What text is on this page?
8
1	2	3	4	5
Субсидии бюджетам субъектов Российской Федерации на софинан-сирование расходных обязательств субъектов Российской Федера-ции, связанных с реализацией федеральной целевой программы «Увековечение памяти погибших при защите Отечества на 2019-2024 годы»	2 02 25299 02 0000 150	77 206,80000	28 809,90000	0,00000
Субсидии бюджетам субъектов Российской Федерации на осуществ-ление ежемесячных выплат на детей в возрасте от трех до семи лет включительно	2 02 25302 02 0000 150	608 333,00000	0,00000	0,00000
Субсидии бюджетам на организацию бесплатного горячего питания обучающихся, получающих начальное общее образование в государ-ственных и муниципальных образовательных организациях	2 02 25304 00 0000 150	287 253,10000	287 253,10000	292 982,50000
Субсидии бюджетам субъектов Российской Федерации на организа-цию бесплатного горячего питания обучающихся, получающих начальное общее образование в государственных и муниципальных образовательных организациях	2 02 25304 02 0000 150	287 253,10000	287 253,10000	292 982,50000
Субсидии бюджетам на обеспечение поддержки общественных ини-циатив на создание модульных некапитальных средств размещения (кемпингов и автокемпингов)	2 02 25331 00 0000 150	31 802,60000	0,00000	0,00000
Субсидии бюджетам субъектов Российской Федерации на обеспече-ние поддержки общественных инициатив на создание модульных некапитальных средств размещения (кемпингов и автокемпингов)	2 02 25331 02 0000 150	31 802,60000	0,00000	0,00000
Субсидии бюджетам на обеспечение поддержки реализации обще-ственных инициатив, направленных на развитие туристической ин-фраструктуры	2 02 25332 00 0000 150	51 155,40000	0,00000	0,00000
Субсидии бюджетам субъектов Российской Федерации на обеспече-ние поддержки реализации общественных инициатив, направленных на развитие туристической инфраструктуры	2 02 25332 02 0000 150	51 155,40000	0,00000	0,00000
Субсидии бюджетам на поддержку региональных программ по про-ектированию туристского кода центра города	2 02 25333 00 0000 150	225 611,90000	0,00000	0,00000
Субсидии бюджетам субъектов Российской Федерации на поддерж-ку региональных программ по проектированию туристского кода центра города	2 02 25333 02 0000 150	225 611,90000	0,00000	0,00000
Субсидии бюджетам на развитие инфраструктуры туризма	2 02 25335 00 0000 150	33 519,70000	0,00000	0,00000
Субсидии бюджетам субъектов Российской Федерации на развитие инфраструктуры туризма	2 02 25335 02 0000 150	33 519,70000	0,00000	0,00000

• GOAL OF THE EXERCISE
Write the number of lines containing the word "бесплатного" and nothing besides it.

• WRITTEN REPLY
2